Lines that include the word "image" are the ones to copy.

• Source material
--------------------

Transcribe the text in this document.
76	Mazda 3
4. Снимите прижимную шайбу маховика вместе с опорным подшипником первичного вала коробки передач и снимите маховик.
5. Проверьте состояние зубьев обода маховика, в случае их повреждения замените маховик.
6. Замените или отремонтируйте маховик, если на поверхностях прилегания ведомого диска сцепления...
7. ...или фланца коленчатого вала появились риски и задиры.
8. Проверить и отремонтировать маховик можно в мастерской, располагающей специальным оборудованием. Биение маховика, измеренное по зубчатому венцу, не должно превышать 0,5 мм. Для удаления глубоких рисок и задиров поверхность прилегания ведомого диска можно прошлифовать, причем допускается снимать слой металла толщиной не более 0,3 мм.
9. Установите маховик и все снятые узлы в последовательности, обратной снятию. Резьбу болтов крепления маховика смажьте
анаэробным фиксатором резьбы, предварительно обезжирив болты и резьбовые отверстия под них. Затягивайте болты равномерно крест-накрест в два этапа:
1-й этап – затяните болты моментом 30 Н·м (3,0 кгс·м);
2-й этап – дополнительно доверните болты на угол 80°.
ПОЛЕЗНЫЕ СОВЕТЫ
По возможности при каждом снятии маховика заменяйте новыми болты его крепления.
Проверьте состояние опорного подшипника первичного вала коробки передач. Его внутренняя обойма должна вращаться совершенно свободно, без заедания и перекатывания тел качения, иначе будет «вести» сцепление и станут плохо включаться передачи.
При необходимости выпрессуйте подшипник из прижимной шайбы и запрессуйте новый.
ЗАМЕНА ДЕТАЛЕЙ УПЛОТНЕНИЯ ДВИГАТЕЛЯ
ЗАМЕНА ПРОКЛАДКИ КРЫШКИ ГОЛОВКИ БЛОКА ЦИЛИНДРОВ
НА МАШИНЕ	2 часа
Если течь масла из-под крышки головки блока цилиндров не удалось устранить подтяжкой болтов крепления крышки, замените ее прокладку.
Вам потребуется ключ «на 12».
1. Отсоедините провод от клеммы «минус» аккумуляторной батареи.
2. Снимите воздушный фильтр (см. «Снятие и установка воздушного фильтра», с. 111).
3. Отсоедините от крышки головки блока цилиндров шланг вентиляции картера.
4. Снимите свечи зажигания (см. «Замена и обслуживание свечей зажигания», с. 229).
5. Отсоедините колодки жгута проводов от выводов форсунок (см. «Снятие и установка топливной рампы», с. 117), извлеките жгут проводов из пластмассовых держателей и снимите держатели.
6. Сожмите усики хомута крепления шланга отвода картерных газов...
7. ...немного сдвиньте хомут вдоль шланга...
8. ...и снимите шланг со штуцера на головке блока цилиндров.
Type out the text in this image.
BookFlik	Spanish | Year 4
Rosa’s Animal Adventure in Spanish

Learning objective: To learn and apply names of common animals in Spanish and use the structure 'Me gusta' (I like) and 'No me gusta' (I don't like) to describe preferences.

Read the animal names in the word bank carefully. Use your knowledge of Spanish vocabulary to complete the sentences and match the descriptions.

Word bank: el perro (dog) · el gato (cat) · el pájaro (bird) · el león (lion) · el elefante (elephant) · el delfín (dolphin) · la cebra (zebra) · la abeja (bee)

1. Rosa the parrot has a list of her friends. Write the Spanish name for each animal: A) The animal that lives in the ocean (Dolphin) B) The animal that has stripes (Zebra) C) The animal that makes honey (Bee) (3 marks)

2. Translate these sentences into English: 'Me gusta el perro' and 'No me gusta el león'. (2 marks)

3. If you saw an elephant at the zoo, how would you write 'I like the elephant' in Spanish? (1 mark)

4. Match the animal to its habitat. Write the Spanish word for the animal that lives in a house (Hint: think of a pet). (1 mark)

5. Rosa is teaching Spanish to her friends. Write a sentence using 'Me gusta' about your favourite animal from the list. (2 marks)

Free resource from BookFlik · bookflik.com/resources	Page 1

--------------------

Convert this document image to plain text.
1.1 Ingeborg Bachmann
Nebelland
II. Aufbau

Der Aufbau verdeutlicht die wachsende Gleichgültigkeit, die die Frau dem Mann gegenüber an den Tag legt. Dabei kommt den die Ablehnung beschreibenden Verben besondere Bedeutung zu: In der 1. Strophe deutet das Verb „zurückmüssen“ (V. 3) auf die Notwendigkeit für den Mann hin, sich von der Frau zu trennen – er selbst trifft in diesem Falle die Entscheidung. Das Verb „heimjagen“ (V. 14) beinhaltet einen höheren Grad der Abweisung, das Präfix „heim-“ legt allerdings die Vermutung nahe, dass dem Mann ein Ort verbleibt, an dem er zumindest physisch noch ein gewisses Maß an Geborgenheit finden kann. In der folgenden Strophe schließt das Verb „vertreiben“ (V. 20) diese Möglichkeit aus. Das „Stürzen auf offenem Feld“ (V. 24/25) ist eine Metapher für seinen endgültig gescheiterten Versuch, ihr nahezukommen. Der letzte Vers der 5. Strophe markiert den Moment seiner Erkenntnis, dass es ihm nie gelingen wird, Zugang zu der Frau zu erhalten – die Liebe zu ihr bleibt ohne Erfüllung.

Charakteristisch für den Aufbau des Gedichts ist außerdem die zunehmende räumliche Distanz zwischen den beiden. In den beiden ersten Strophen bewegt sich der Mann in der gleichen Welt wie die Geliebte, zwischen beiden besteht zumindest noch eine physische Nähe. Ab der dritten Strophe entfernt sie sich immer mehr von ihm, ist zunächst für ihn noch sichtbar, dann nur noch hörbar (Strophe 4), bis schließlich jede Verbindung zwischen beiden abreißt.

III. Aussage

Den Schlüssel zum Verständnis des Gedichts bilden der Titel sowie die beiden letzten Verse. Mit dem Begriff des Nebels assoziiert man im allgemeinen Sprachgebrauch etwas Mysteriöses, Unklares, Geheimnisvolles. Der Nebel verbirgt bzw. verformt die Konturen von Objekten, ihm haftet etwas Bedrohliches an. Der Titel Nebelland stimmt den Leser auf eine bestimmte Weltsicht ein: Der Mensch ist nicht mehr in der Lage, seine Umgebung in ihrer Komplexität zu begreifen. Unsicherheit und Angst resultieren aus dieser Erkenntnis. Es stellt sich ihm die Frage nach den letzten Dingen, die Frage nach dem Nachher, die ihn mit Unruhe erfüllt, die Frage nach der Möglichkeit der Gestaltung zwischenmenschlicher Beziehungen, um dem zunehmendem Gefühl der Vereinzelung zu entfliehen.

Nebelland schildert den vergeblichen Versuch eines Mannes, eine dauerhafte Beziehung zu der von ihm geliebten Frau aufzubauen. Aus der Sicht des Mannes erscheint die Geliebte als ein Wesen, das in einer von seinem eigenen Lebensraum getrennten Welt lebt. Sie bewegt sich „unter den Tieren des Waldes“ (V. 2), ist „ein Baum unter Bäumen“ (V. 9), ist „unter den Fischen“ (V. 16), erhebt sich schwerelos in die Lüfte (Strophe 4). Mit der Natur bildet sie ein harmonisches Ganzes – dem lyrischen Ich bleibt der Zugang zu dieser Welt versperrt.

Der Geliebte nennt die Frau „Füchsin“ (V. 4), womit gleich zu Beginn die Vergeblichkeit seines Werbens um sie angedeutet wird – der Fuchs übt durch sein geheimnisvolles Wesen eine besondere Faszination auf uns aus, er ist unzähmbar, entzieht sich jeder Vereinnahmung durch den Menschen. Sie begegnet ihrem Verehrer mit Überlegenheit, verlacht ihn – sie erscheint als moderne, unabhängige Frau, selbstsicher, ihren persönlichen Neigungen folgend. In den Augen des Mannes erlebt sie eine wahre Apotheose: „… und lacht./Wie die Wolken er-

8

--------------------

• Finished answer
Type out the text in this image.
Convert this document image to plain text.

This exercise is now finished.